┌────────

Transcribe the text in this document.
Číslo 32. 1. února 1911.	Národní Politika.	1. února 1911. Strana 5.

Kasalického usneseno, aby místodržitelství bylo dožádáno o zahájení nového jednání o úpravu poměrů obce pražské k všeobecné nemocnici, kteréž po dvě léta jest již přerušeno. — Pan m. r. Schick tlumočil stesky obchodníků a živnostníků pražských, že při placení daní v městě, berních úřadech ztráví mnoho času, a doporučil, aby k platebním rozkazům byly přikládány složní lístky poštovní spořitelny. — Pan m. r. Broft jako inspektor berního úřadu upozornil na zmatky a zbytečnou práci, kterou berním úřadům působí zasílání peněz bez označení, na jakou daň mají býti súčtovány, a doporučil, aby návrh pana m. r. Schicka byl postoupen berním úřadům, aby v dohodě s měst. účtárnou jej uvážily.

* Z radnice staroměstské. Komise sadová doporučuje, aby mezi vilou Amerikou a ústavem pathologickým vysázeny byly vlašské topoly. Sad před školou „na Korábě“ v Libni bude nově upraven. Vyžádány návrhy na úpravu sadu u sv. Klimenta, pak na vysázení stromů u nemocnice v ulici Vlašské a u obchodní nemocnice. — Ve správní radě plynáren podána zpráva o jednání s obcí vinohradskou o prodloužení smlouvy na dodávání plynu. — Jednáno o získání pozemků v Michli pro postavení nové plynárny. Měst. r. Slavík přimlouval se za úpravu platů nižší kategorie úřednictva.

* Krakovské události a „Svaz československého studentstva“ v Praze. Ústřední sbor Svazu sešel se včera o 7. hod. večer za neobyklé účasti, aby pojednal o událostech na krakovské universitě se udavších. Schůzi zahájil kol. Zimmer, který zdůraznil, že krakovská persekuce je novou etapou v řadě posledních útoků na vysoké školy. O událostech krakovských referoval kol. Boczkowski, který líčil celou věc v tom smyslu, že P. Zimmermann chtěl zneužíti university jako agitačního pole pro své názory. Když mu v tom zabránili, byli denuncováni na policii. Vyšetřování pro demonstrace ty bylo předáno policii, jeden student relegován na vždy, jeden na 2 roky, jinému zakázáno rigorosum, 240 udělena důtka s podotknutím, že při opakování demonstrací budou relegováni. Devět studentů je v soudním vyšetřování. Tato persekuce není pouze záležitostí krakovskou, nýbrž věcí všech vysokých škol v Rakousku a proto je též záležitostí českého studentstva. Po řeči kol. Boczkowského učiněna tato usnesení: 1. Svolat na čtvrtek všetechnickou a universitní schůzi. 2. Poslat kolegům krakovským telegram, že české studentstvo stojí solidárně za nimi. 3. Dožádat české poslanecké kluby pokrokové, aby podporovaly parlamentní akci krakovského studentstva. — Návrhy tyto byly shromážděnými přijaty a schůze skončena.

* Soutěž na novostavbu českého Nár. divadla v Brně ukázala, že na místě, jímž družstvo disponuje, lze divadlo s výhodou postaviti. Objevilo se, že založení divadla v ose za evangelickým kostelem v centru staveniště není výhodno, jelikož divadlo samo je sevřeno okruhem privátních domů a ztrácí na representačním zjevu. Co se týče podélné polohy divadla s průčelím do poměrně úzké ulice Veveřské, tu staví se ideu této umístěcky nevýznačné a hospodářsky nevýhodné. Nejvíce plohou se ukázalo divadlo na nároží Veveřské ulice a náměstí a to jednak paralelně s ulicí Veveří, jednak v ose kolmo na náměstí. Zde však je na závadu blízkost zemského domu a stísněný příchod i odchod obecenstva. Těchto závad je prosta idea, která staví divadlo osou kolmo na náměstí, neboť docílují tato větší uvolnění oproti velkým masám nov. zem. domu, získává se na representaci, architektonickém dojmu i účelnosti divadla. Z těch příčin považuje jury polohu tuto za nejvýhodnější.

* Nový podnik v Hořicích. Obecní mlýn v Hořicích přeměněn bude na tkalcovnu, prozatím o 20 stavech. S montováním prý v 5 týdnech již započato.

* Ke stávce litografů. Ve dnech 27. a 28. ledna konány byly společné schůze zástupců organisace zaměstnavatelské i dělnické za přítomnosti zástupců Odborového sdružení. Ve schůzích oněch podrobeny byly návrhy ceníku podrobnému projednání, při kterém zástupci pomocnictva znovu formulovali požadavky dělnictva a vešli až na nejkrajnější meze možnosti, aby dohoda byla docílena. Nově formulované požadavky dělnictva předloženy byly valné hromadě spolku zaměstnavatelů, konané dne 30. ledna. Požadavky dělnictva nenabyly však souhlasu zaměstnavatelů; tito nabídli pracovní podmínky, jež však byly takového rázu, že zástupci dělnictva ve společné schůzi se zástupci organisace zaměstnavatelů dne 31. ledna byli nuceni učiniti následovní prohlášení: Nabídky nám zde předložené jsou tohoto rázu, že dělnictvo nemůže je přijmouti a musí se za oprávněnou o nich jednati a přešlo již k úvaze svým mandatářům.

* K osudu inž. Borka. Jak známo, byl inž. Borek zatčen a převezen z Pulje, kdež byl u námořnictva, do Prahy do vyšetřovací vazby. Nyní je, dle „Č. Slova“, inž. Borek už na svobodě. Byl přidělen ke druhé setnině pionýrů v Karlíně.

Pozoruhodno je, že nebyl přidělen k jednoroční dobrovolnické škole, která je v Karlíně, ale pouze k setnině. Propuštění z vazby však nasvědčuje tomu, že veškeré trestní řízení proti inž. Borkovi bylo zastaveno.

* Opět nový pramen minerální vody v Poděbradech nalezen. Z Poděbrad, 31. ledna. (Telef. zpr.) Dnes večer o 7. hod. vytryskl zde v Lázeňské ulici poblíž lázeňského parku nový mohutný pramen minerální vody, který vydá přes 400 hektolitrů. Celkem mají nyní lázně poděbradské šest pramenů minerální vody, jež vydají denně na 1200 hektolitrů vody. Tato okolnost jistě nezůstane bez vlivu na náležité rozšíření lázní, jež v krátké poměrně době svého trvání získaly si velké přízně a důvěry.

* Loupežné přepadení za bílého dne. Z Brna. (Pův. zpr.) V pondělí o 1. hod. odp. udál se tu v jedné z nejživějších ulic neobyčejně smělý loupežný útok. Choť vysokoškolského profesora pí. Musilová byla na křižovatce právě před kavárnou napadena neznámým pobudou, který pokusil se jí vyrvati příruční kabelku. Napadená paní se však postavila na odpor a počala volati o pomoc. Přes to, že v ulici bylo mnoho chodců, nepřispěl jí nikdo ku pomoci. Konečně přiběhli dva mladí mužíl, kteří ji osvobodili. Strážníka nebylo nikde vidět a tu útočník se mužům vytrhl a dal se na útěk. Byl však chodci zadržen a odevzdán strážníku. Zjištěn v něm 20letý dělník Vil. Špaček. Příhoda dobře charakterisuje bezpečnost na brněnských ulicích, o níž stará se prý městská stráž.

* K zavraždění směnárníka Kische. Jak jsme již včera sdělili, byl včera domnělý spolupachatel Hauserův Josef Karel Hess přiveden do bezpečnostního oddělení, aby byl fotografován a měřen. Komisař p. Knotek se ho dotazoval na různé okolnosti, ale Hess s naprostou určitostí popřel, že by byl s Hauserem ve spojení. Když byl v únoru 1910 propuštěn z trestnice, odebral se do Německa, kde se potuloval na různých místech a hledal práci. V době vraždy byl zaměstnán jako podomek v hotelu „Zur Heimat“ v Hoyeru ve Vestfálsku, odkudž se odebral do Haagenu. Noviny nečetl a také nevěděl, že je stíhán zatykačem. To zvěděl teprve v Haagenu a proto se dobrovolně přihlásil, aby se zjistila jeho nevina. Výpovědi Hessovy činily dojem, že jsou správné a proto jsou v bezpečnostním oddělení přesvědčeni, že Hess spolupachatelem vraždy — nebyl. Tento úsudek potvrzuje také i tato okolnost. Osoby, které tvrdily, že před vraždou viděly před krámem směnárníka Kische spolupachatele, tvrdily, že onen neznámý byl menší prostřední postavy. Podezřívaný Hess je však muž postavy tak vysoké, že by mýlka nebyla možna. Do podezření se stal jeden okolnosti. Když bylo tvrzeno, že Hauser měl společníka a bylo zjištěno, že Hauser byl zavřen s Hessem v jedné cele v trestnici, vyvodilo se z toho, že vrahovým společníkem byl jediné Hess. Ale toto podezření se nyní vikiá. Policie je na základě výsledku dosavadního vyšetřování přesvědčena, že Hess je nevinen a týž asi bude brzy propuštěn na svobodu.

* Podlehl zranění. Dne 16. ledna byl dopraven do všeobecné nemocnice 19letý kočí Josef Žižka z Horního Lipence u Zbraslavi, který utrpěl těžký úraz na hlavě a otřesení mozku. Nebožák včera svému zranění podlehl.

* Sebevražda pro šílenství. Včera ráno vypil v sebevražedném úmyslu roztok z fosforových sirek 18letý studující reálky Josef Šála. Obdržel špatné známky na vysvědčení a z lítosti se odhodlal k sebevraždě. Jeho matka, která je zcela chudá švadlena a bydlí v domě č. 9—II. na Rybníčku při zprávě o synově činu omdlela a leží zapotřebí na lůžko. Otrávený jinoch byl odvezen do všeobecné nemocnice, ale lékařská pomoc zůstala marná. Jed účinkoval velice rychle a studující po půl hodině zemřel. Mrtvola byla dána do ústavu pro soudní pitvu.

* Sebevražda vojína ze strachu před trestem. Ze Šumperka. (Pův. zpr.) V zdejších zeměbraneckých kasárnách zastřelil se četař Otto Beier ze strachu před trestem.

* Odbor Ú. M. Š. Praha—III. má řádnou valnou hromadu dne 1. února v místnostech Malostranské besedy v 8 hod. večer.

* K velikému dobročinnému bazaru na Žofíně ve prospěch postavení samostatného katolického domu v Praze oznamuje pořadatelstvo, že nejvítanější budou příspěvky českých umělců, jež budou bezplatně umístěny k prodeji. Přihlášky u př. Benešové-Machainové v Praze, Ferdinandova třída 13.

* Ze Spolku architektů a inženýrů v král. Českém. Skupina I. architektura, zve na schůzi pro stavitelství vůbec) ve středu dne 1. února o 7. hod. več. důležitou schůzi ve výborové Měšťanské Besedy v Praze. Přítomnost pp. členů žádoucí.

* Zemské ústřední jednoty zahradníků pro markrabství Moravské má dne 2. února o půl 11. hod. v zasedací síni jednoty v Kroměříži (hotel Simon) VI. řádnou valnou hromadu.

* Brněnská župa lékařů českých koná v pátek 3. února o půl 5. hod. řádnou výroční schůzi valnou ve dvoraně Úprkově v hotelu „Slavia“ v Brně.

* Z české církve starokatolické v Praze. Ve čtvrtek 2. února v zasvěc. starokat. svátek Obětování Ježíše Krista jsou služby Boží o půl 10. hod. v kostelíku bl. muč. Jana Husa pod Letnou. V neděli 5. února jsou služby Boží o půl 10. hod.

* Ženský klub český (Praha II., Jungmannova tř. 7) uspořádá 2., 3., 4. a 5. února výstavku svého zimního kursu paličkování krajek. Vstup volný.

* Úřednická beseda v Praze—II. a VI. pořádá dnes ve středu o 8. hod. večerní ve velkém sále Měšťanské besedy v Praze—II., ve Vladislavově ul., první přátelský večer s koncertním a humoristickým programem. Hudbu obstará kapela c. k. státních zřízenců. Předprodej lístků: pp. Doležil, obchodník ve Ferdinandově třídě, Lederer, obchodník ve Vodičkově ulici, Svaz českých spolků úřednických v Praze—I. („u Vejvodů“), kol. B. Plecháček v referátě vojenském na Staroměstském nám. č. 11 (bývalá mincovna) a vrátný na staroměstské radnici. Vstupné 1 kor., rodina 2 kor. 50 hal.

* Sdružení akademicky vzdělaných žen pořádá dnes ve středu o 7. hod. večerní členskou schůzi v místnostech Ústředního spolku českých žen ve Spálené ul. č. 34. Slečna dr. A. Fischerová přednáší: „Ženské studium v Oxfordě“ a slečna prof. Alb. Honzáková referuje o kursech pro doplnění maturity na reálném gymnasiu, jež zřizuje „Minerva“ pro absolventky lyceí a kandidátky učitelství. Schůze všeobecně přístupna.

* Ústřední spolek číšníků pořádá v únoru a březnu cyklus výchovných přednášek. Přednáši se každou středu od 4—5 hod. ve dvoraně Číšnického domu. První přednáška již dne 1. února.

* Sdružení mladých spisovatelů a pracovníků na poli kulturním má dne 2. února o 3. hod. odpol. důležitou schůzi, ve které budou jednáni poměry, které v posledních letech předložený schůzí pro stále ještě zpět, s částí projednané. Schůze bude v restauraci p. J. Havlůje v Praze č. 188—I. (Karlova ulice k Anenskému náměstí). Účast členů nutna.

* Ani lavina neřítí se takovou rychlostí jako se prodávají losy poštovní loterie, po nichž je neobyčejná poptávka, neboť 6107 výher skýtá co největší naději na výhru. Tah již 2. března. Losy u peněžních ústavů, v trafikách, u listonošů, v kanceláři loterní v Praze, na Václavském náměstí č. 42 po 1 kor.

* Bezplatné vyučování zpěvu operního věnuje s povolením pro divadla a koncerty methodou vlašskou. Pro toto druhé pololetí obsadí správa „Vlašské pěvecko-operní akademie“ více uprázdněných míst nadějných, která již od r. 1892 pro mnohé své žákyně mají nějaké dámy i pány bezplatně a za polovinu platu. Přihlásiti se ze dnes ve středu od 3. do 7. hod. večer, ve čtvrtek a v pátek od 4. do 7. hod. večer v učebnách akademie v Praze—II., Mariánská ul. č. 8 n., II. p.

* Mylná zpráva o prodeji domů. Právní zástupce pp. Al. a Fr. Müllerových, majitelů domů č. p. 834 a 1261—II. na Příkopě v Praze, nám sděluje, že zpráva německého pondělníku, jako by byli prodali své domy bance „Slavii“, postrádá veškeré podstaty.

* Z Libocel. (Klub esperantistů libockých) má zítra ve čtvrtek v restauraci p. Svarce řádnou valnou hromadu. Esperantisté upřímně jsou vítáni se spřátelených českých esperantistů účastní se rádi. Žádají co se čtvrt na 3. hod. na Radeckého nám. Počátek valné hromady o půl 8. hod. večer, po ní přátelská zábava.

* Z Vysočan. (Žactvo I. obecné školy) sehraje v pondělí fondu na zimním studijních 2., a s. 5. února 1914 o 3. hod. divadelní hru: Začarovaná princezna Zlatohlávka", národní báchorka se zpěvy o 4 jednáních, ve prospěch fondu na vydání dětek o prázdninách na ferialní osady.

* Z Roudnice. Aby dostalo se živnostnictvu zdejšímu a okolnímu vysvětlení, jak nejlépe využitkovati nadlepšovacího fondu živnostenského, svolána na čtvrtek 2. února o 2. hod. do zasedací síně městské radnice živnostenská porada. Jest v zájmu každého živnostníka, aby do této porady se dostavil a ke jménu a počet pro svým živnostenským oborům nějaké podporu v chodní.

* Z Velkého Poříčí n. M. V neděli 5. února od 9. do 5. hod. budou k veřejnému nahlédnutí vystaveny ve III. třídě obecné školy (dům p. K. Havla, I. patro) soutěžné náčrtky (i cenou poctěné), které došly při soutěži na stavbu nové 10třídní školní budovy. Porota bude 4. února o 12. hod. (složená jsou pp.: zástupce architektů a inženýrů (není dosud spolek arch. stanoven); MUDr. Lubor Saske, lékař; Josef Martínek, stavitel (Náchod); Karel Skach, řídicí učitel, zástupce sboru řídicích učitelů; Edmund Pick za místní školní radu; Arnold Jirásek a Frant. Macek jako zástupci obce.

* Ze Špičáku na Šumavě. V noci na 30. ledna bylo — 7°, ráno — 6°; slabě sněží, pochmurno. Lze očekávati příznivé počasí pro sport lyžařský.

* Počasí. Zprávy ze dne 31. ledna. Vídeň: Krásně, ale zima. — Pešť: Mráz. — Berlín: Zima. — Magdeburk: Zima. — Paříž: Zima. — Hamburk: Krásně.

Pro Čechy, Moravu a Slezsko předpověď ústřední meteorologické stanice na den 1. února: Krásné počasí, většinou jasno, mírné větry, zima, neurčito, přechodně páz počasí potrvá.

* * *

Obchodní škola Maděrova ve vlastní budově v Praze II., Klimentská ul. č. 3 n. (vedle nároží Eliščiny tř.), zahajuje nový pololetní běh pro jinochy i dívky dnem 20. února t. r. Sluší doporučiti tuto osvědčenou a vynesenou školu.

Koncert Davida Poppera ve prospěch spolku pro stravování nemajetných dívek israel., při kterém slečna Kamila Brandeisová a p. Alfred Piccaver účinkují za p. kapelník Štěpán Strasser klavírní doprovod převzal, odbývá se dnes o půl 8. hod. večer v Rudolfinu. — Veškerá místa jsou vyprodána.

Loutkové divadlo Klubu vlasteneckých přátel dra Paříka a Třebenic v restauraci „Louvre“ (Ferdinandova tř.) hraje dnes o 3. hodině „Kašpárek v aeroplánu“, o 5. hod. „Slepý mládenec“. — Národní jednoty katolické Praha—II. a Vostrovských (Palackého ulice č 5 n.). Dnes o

└────────
┌────────

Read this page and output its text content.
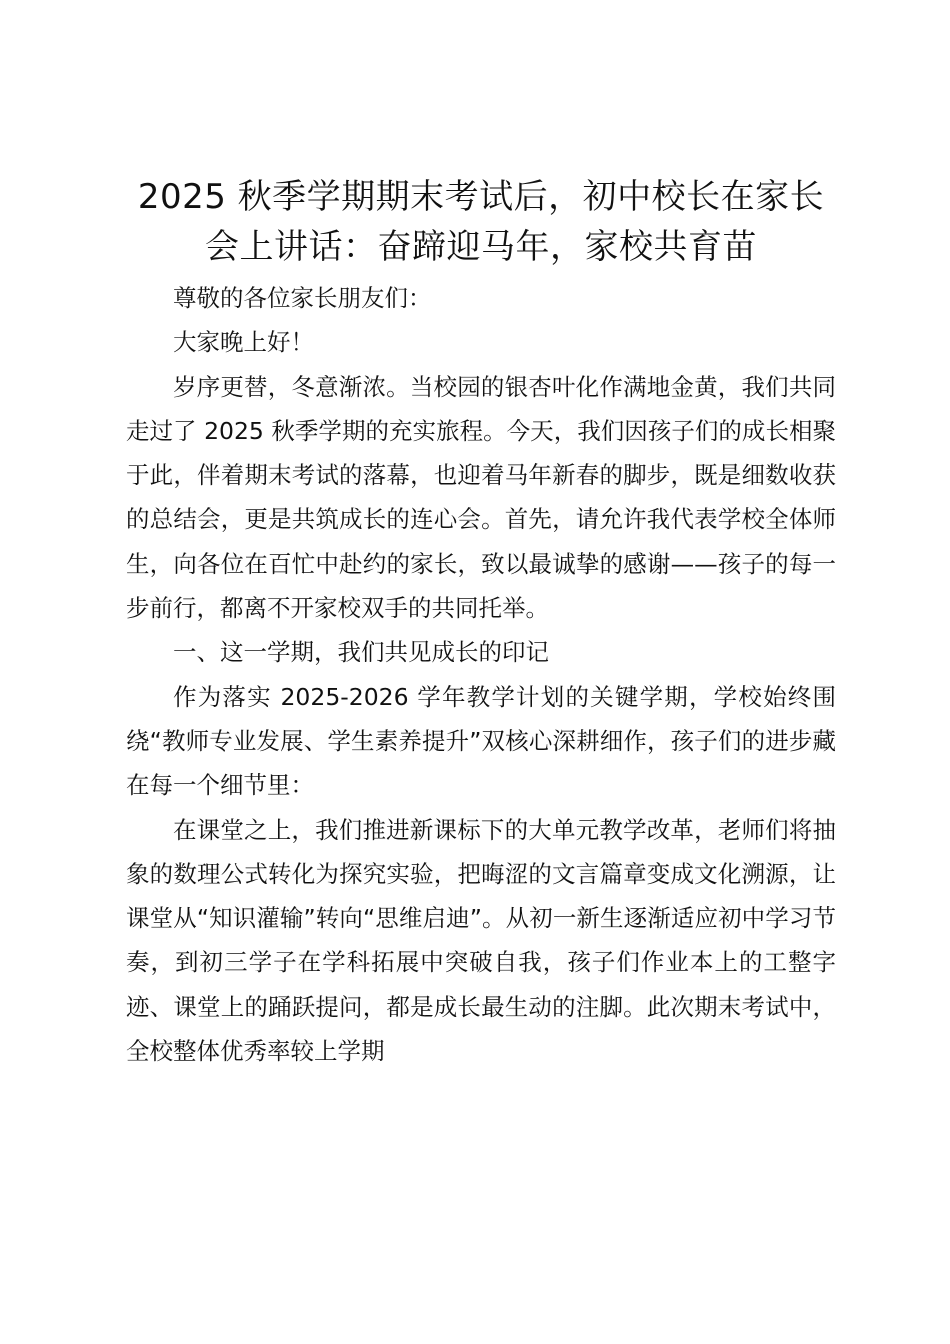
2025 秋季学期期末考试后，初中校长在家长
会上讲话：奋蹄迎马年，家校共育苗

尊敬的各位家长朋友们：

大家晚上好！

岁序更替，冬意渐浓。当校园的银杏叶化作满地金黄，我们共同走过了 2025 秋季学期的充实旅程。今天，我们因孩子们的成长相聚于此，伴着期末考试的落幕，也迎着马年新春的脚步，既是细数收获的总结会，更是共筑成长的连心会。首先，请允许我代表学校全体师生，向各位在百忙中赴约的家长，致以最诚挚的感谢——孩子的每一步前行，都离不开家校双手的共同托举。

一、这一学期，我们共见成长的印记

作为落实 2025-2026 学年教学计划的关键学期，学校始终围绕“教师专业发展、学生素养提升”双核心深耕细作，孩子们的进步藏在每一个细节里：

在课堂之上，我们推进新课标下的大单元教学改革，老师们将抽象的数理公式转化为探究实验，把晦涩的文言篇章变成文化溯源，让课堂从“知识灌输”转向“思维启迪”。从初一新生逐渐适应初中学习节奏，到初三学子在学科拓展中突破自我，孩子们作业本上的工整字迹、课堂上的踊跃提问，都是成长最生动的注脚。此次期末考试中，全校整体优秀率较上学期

└────────
┌────────

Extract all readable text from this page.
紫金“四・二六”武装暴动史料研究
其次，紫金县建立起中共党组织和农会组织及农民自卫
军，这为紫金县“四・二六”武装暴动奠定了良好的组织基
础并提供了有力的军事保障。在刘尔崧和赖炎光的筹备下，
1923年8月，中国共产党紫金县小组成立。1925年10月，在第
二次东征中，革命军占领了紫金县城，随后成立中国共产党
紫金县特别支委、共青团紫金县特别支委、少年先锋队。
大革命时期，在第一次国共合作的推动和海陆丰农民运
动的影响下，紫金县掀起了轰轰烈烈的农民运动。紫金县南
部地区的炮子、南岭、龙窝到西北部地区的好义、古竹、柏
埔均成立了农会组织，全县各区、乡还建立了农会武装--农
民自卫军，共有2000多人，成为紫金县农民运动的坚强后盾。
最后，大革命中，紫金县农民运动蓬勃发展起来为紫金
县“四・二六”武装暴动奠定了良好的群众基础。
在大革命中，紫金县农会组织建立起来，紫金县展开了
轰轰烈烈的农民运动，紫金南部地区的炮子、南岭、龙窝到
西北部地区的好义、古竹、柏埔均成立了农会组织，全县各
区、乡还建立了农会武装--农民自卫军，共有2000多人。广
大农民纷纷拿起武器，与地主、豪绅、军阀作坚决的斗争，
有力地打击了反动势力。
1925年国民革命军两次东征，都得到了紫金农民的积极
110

└────────

◆ What the task asks:
Copy out each line that contains the word "třídě".

◆ Correct result:
* Úřednická beseda v Praze—II. a VI. pořádá dnes ve středu o 8. hod. večerní ve velkém sále Měšťanské besedy v Praze—II., ve Vladislavově ul., první přátelský večer s koncertním a humoristickým programem. Hudbu obstará kapela c. k. státních zřízenců. Předprodej lístků: pp. Doležil, obchodník ve Ferdinandově třídě, Lederer, obchodník ve Vodičkově ulici, Svaz českých spolků úřednických v Praze—I. („u Vejvodů“), kol. B. Plecháček v referátě vojenském na Staroměstském nám. č. 11 (bývalá mincovna) a vrátný na staroměstské radnici. Vstupné 1 kor., rodina 2 kor. 50 hal.
* Z Velkého Poříčí n. M. V neděli 5. února od 9. do 5. hod. budou k veřejnému nahlédnutí vystaveny ve III. třídě obecné školy (dům p. K. Havla, I. patro) soutěžné náčrtky (i cenou poctěné), které došly při soutěži na stavbu nové 10třídní školní budovy. Porota bude 4. února o 12. hod. (složená jsou pp.: zástupce architektů a inženýrů (není dosud spolek arch. stanoven); MUDr. Lubor Saske, lékař; Josef Martínek, stavitel (Náchod); Karel Skach, řídicí učitel, zástupce sboru řídicích učitelů; Edmund Pick za místní školní radu; Arnold Jirásek a Frant. Macek jako zástupci obce.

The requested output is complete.